Stated goal - Print the records below word for word, but leave out the pictures.
════════════════════
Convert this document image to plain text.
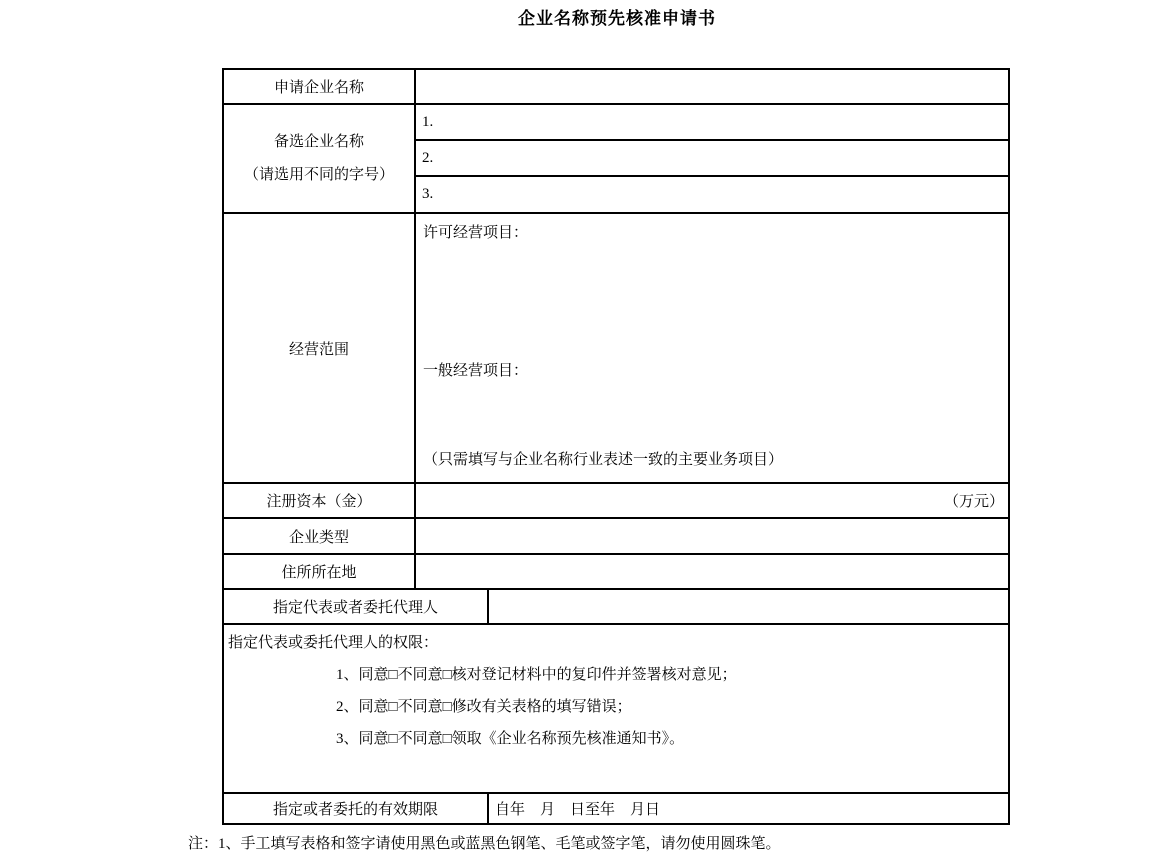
企业名称预先核准申请书
申请企业名称		

备选企业名称
（请选用不同的字号）	1.	
	2.	
	3.	
经营范围	许可经营项目：
一般经营项目：
（只需填写与企业名称行业表述一致的主要业务项目）	

注册资本（金）	（万元）	

企业类型		
住所所在地		
指定代表或者委托代理人		

指定代表或委托代理人的权限：
1、同意□不同意□核对登记材料中的复印件并签署核对意见；
2、同意□不同意□修改有关表格的填写错误；
3、同意□不同意□领取《企业名称预先核准通知书》。		

指定或者委托的有效期限		自年　月　日至年　月日
注：1、手工填写表格和签字请使用黑色或蓝黑色钢笔、毛笔或签字笔，请勿使用圆珠笔。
════════════════════
Written reply -
Convert this document image to plain text.
企业名称预先核准申请书
申请企业名称		

备选企业名称
（请选用不同的字号）	1.	
	2.	
	3.	
经营范围	许可经营项目：
一般经营项目：
（只需填写与企业名称行业表述一致的主要业务项目）	

注册资本（金）	（万元）	

企业类型		
住所所在地		
指定代表或者委托代理人		

指定代表或委托代理人的权限：
1、同意□不同意□核对登记材料中的复印件并签署核对意见；
2、同意□不同意□修改有关表格的填写错误；
3、同意□不同意□领取《企业名称预先核准通知书》。		

指定或者委托的有效期限		自年　月　日至年　月日
注：1、手工填写表格和签字请使用黑色或蓝黑色钢笔、毛笔或签字笔，请勿使用圆珠笔。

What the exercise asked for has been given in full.